• REQUIRED WORK
No images are to be carried over; print all other material exactly as it stands.

• INFORMATION PROVIDED
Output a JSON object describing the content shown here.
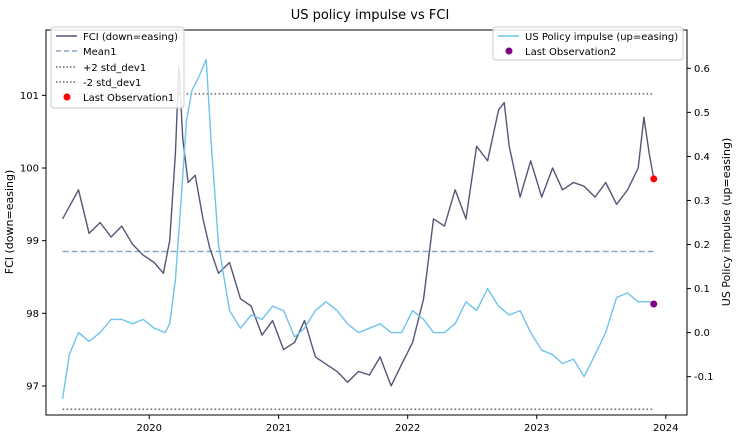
{
  "chart_data": {
    "type": "line",
    "title": "US policy impulse vs FCI",
    "x_ticks": [
      "2020",
      "2021",
      "2022",
      "2023",
      "2024"
    ],
    "x_range": [
      "2019-03-15",
      "2024-03-01"
    ],
    "left_axis": {
      "label": "FCI (down=easing)",
      "ylim": [
        96.6,
        101.9
      ],
      "ticks": [
        97,
        98,
        99,
        100,
        101
      ]
    },
    "right_axis": {
      "label": "US Policy impulse (up=easing)",
      "ylim": [
        -0.187,
        0.687
      ],
      "ticks": [
        -0.1,
        0.0,
        0.1,
        0.2,
        0.3,
        0.4,
        0.5,
        0.6
      ]
    },
    "legend_left": {
      "placement": "upper-left",
      "entries": [
        "FCI (down=easing)",
        "Mean1",
        "+2 std_dev1",
        "-2 std_dev1",
        "Last Observation1"
      ]
    },
    "legend_right": {
      "placement": "upper-right",
      "entries": [
        "US Policy impulse (up=easing)",
        "Last Observation2"
      ]
    },
    "series": [
      {
        "name": "FCI (down=easing)",
        "axis": "left",
        "color": "#555577",
        "x": [
          "2019-05-01",
          "2019-06-15",
          "2019-07-15",
          "2019-08-15",
          "2019-09-15",
          "2019-10-15",
          "2019-11-15",
          "2019-12-15",
          "2020-01-15",
          "2020-02-10",
          "2020-02-28",
          "2020-03-15",
          "2020-03-25",
          "2020-04-05",
          "2020-04-20",
          "2020-05-10",
          "2020-06-01",
          "2020-06-20",
          "2020-07-15",
          "2020-08-15",
          "2020-09-15",
          "2020-10-15",
          "2020-11-15",
          "2020-12-15",
          "2021-01-15",
          "2021-02-15",
          "2021-03-15",
          "2021-04-15",
          "2021-05-15",
          "2021-06-15",
          "2021-07-15",
          "2021-08-15",
          "2021-09-15",
          "2021-10-15",
          "2021-11-15",
          "2021-12-15",
          "2022-01-15",
          "2022-02-15",
          "2022-03-15",
          "2022-04-15",
          "2022-05-15",
          "2022-06-15",
          "2022-07-15",
          "2022-08-15",
          "2022-09-15",
          "2022-10-01",
          "2022-10-15",
          "2022-11-15",
          "2022-12-15",
          "2023-01-15",
          "2023-02-15",
          "2023-03-15",
          "2023-04-15",
          "2023-05-15",
          "2023-06-15",
          "2023-07-15",
          "2023-08-15",
          "2023-09-15",
          "2023-10-15",
          "2023-10-31",
          "2023-11-15",
          "2023-11-28"
        ],
        "y": [
          99.3,
          99.7,
          99.1,
          99.25,
          99.05,
          99.2,
          98.95,
          98.8,
          98.7,
          98.55,
          99.0,
          100.2,
          101.4,
          100.4,
          99.8,
          99.9,
          99.3,
          98.9,
          98.55,
          98.7,
          98.2,
          98.1,
          97.7,
          97.9,
          97.5,
          97.6,
          97.9,
          97.4,
          97.3,
          97.2,
          97.05,
          97.2,
          97.15,
          97.4,
          97.0,
          97.3,
          97.6,
          98.2,
          99.3,
          99.2,
          99.7,
          99.3,
          100.3,
          100.1,
          100.8,
          100.9,
          100.3,
          99.6,
          100.1,
          99.6,
          100.0,
          99.7,
          99.8,
          99.75,
          99.6,
          99.8,
          99.5,
          99.7,
          100.0,
          100.7,
          100.2,
          99.85
        ]
      },
      {
        "name": "US Policy impulse (up=easing)",
        "axis": "right",
        "color": "#6fc3ec",
        "x": [
          "2019-05-01",
          "2019-05-20",
          "2019-06-15",
          "2019-07-15",
          "2019-08-15",
          "2019-09-15",
          "2019-10-15",
          "2019-11-15",
          "2019-12-15",
          "2020-01-15",
          "2020-02-15",
          "2020-02-28",
          "2020-03-15",
          "2020-03-31",
          "2020-04-15",
          "2020-05-01",
          "2020-05-20",
          "2020-06-10",
          "2020-06-25",
          "2020-07-15",
          "2020-08-15",
          "2020-09-15",
          "2020-10-15",
          "2020-11-15",
          "2020-12-15",
          "2021-01-15",
          "2021-02-15",
          "2021-03-15",
          "2021-04-15",
          "2021-05-15",
          "2021-06-15",
          "2021-07-15",
          "2021-08-15",
          "2021-09-15",
          "2021-10-15",
          "2021-11-15",
          "2021-12-15",
          "2022-01-15",
          "2022-02-15",
          "2022-03-15",
          "2022-04-15",
          "2022-05-15",
          "2022-06-15",
          "2022-07-15",
          "2022-08-15",
          "2022-09-15",
          "2022-10-15",
          "2022-11-15",
          "2022-12-15",
          "2023-01-15",
          "2023-02-15",
          "2023-03-15",
          "2023-04-15",
          "2023-05-15",
          "2023-06-15",
          "2023-07-15",
          "2023-08-15",
          "2023-09-15",
          "2023-10-15",
          "2023-11-15",
          "2023-11-28"
        ],
        "y": [
          -0.15,
          -0.05,
          0.0,
          -0.02,
          0.0,
          0.03,
          0.03,
          0.02,
          0.03,
          0.01,
          0.0,
          0.02,
          0.12,
          0.3,
          0.48,
          0.55,
          0.58,
          0.62,
          0.42,
          0.2,
          0.05,
          0.01,
          0.04,
          0.03,
          0.06,
          0.05,
          -0.01,
          0.01,
          0.05,
          0.07,
          0.05,
          0.02,
          0.0,
          0.01,
          0.02,
          0.0,
          0.0,
          0.05,
          0.03,
          0.0,
          0.0,
          0.02,
          0.07,
          0.05,
          0.1,
          0.06,
          0.04,
          0.05,
          0.0,
          -0.04,
          -0.05,
          -0.07,
          -0.06,
          -0.1,
          -0.05,
          0.0,
          0.08,
          0.09,
          0.07,
          0.07,
          0.065
        ]
      }
    ],
    "reference_lines": [
      {
        "name": "Mean1",
        "axis": "left",
        "value": 98.85,
        "color": "#8aa7c4",
        "style": "dashed"
      },
      {
        "name": "+2 std_dev1",
        "axis": "left",
        "value": 101.02,
        "color": "#666666",
        "style": "dotted"
      },
      {
        "name": "-2 std_dev1",
        "axis": "left",
        "value": 96.68,
        "color": "#666666",
        "style": "dotted"
      }
    ],
    "markers": [
      {
        "name": "Last Observation1",
        "axis": "left",
        "x": "2023-11-28",
        "y": 99.85,
        "color": "#ff0000"
      },
      {
        "name": "Last Observation2",
        "axis": "right",
        "x": "2023-11-28",
        "y": 0.065,
        "color": "#800080"
      }
    ],
    "grid": false
  }
}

• ANSWER TO THE PROBLEM
Output a JSON object describing the content shown here.
{
  "chart_data": {
    "type": "line",
    "title": "US policy impulse vs FCI",
    "x_ticks": [
      "2020",
      "2021",
      "2022",
      "2023",
      "2024"
    ],
    "x_range": [
      "2019-03-15",
      "2024-03-01"
    ],
    "left_axis": {
      "label": "FCI (down=easing)",
      "ylim": [
        96.6,
        101.9
      ],
      "ticks": [
        97,
        98,
        99,
        100,
        101
      ]
    },
    "right_axis": {
      "label": "US Policy impulse (up=easing)",
      "ylim": [
        -0.187,
        0.687
      ],
      "ticks": [
        -0.1,
        0.0,
        0.1,
        0.2,
        0.3,
        0.4,
        0.5,
        0.6
      ]
    },
    "legend_left": {
      "placement": "upper-left",
      "entries": [
        "FCI (down=easing)",
        "Mean1",
        "+2 std_dev1",
        "-2 std_dev1",
        "Last Observation1"
      ]
    },
    "legend_right": {
      "placement": "upper-right",
      "entries": [
        "US Policy impulse (up=easing)",
        "Last Observation2"
      ]
    },
    "series": [
      {
        "name": "FCI (down=easing)",
        "axis": "left",
        "color": "#555577",
        "x": [
          "2019-05-01",
          "2019-06-15",
          "2019-07-15",
          "2019-08-15",
          "2019-09-15",
          "2019-10-15",
          "2019-11-15",
          "2019-12-15",
          "2020-01-15",
          "2020-02-10",
          "2020-02-28",
          "2020-03-15",
          "2020-03-25",
          "2020-04-05",
          "2020-04-20",
          "2020-05-10",
          "2020-06-01",
          "2020-06-20",
          "2020-07-15",
          "2020-08-15",
          "2020-09-15",
          "2020-10-15",
          "2020-11-15",
          "2020-12-15",
          "2021-01-15",
          "2021-02-15",
          "2021-03-15",
          "2021-04-15",
          "2021-05-15",
          "2021-06-15",
          "2021-07-15",
          "2021-08-15",
          "2021-09-15",
          "2021-10-15",
          "2021-11-15",
          "2021-12-15",
          "2022-01-15",
          "2022-02-15",
          "2022-03-15",
          "2022-04-15",
          "2022-05-15",
          "2022-06-15",
          "2022-07-15",
          "2022-08-15",
          "2022-09-15",
          "2022-10-01",
          "2022-10-15",
          "2022-11-15",
          "2022-12-15",
          "2023-01-15",
          "2023-02-15",
          "2023-03-15",
          "2023-04-15",
          "2023-05-15",
          "2023-06-15",
          "2023-07-15",
          "2023-08-15",
          "2023-09-15",
          "2023-10-15",
          "2023-10-31",
          "2023-11-15",
          "2023-11-28"
        ],
        "y": [
          99.3,
          99.7,
          99.1,
          99.25,
          99.05,
          99.2,
          98.95,
          98.8,
          98.7,
          98.55,
          99.0,
          100.2,
          101.4,
          100.4,
          99.8,
          99.9,
          99.3,
          98.9,
          98.55,
          98.7,
          98.2,
          98.1,
          97.7,
          97.9,
          97.5,
          97.6,
          97.9,
          97.4,
          97.3,
          97.2,
          97.05,
          97.2,
          97.15,
          97.4,
          97.0,
          97.3,
          97.6,
          98.2,
          99.3,
          99.2,
          99.7,
          99.3,
          100.3,
          100.1,
          100.8,
          100.9,
          100.3,
          99.6,
          100.1,
          99.6,
          100.0,
          99.7,
          99.8,
          99.75,
          99.6,
          99.8,
          99.5,
          99.7,
          100.0,
          100.7,
          100.2,
          99.85
        ]
      },
      {
        "name": "US Policy impulse (up=easing)",
        "axis": "right",
        "color": "#6fc3ec",
        "x": [
          "2019-05-01",
          "2019-05-20",
          "2019-06-15",
          "2019-07-15",
          "2019-08-15",
          "2019-09-15",
          "2019-10-15",
          "2019-11-15",
          "2019-12-15",
          "2020-01-15",
          "2020-02-15",
          "2020-02-28",
          "2020-03-15",
          "2020-03-31",
          "2020-04-15",
          "2020-05-01",
          "2020-05-20",
          "2020-06-10",
          "2020-06-25",
          "2020-07-15",
          "2020-08-15",
          "2020-09-15",
          "2020-10-15",
          "2020-11-15",
          "2020-12-15",
          "2021-01-15",
          "2021-02-15",
          "2021-03-15",
          "2021-04-15",
          "2021-05-15",
          "2021-06-15",
          "2021-07-15",
          "2021-08-15",
          "2021-09-15",
          "2021-10-15",
          "2021-11-15",
          "2021-12-15",
          "2022-01-15",
          "2022-02-15",
          "2022-03-15",
          "2022-04-15",
          "2022-05-15",
          "2022-06-15",
          "2022-07-15",
          "2022-08-15",
          "2022-09-15",
          "2022-10-15",
          "2022-11-15",
          "2022-12-15",
          "2023-01-15",
          "2023-02-15",
          "2023-03-15",
          "2023-04-15",
          "2023-05-15",
          "2023-06-15",
          "2023-07-15",
          "2023-08-15",
          "2023-09-15",
          "2023-10-15",
          "2023-11-15",
          "2023-11-28"
        ],
        "y": [
          -0.15,
          -0.05,
          0.0,
          -0.02,
          0.0,
          0.03,
          0.03,
          0.02,
          0.03,
          0.01,
          0.0,
          0.02,
          0.12,
          0.3,
          0.48,
          0.55,
          0.58,
          0.62,
          0.42,
          0.2,
          0.05,
          0.01,
          0.04,
          0.03,
          0.06,
          0.05,
          -0.01,
          0.01,
          0.05,
          0.07,
          0.05,
          0.02,
          0.0,
          0.01,
          0.02,
          0.0,
          0.0,
          0.05,
          0.03,
          0.0,
          0.0,
          0.02,
          0.07,
          0.05,
          0.1,
          0.06,
          0.04,
          0.05,
          0.0,
          -0.04,
          -0.05,
          -0.07,
          -0.06,
          -0.1,
          -0.05,
          0.0,
          0.08,
          0.09,
          0.07,
          0.07,
          0.065
        ]
      }
    ],
    "reference_lines": [
      {
        "name": "Mean1",
        "axis": "left",
        "value": 98.85,
        "color": "#8aa7c4",
        "style": "dashed"
      },
      {
        "name": "+2 std_dev1",
        "axis": "left",
        "value": 101.02,
        "color": "#666666",
        "style": "dotted"
      },
      {
        "name": "-2 std_dev1",
        "axis": "left",
        "value": 96.68,
        "color": "#666666",
        "style": "dotted"
      }
    ],
    "markers": [
      {
        "name": "Last Observation1",
        "axis": "left",
        "x": "2023-11-28",
        "y": 99.85,
        "color": "#ff0000"
      },
      {
        "name": "Last Observation2",
        "axis": "right",
        "x": "2023-11-28",
        "y": 0.065,
        "color": "#800080"
      }
    ],
    "grid": false
  }
}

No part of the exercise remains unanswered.